━━━━━ ITEMS ━━━━━
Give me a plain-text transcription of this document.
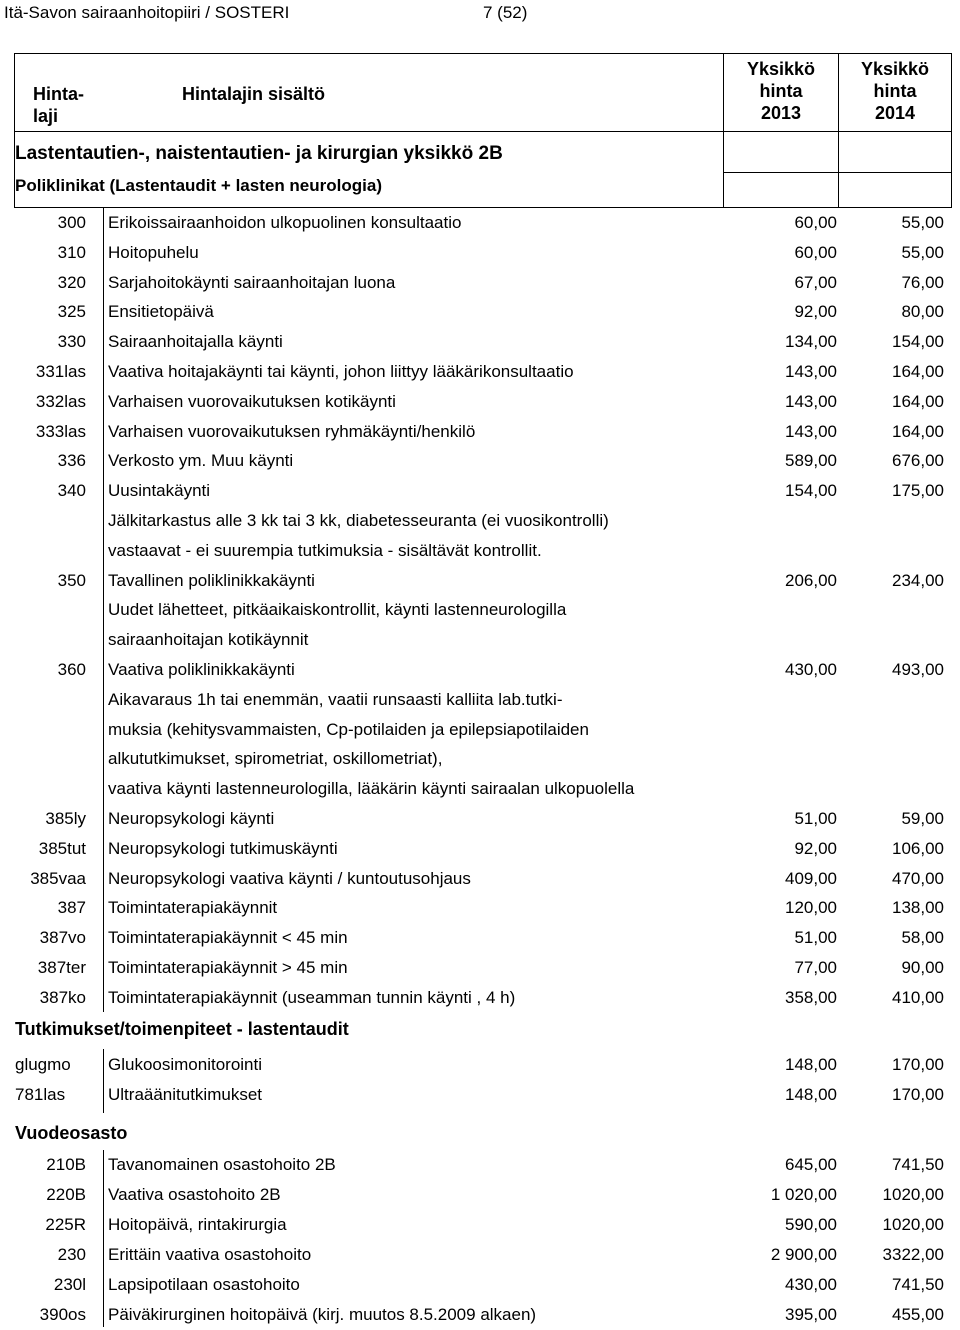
Itä-Savon sairaanhoitopiiri / SOSTERI	7 (52)
Hinta-
laji
Hintalajin sisältö
Yksikkö
hinta
2013
Yksikkö
hinta
2014
Lastentautien-, naistentautien- ja kirurgian yksikkö 2B
Poliklinikat (Lastentaudit + lasten neurologia)
Tutkimukset/toimenpiteet - lastentaudit
Vuodeosasto
300 Erikoissairaanhoidon ulkopuolinen konsultaatio	60,00	55,00
310 Hoitopuhelu	60,00	55,00
320 Sarjahoitokäynti sairaanhoitajan luona	67,00	76,00
325 Ensitietopäivä	92,00	80,00
330 Sairaanhoitajalla käynti	134,00	154,00
331las Vaativa hoitajakäynti tai käynti, johon liittyy lääkärikonsultaatio	143,00	164,00
332las Varhaisen vuorovaikutuksen kotikäynti	143,00	164,00
333las Varhaisen vuorovaikutuksen ryhmäkäynti/henkilö	143,00	164,00
336 Verkosto ym. Muu käynti	589,00	676,00
340 Uusintakäynti	154,00	175,00
Jälkitarkastus alle 3 kk tai 3 kk, diabetesseuranta (ei vuosikontrolli)
vastaavat - ei suurempia tutkimuksia - sisältävät kontrollit.
350 Tavallinen poliklinikkakäynti	206,00	234,00
Uudet lähetteet, pitkäaikaiskontrollit, käynti lastenneurologilla
sairaanhoitajan kotikäynnit
360 Vaativa poliklinikkakäynti	430,00	493,00
Aikavaraus 1h tai enemmän, vaatii runsaasti kalliita lab.tutki-
muksia (kehitysvammaisten, Cp-potilaiden ja epilepsiapotilaiden
alkututkimukset, spirometriat, oskillometriat),
vaativa käynti lastenneurologilla, lääkärin käynti sairaalan ulkopuolella
385ly Neuropsykologi käynti	51,00	59,00
385tut Neuropsykologi tutkimuskäynti	92,00	106,00
385vaa Neuropsykologi vaativa käynti / kuntoutusohjaus	409,00	470,00
387 Toimintaterapiakäynnit	120,00	138,00
387vo Toimintaterapiakäynnit < 45 min	51,00	58,00
387ter Toimintaterapiakäynnit > 45 min	77,00	90,00
387ko Toimintaterapiakäynnit (useamman tunnin käynti , 4 h)	358,00	410,00
glugmo Glukoosimonitorointi	148,00	170,00
781las	Ultraäänitutkimukset	148,00	170,00
210B Tavanomainen osastohoito 2B	645,00	741,50
220B Vaativa osastohoito 2B	1 020,00	1020,00
225R Hoitopäivä, rintakirurgia	590,00	1020,00
230 Erittäin vaativa osastohoito	2 900,00	3322,00
230l Lapsipotilaan osastohoito	430,00	741,50
390os Päiväkirurginen hoitopäivä (kirj. muutos 8.5.2009 alkaen)	395,00	455,00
━━━━━
§ DIRECTIVE
Gather all lines where the word "lastenneurologilla" appears.

§ SOLUTION TO THIS TASK
Uudet lähetteet, pitkäaikaiskontrollit, käynti lastenneurologilla
vaativa käynti lastenneurologilla, lääkärin käynti sairaalan ulkopuolella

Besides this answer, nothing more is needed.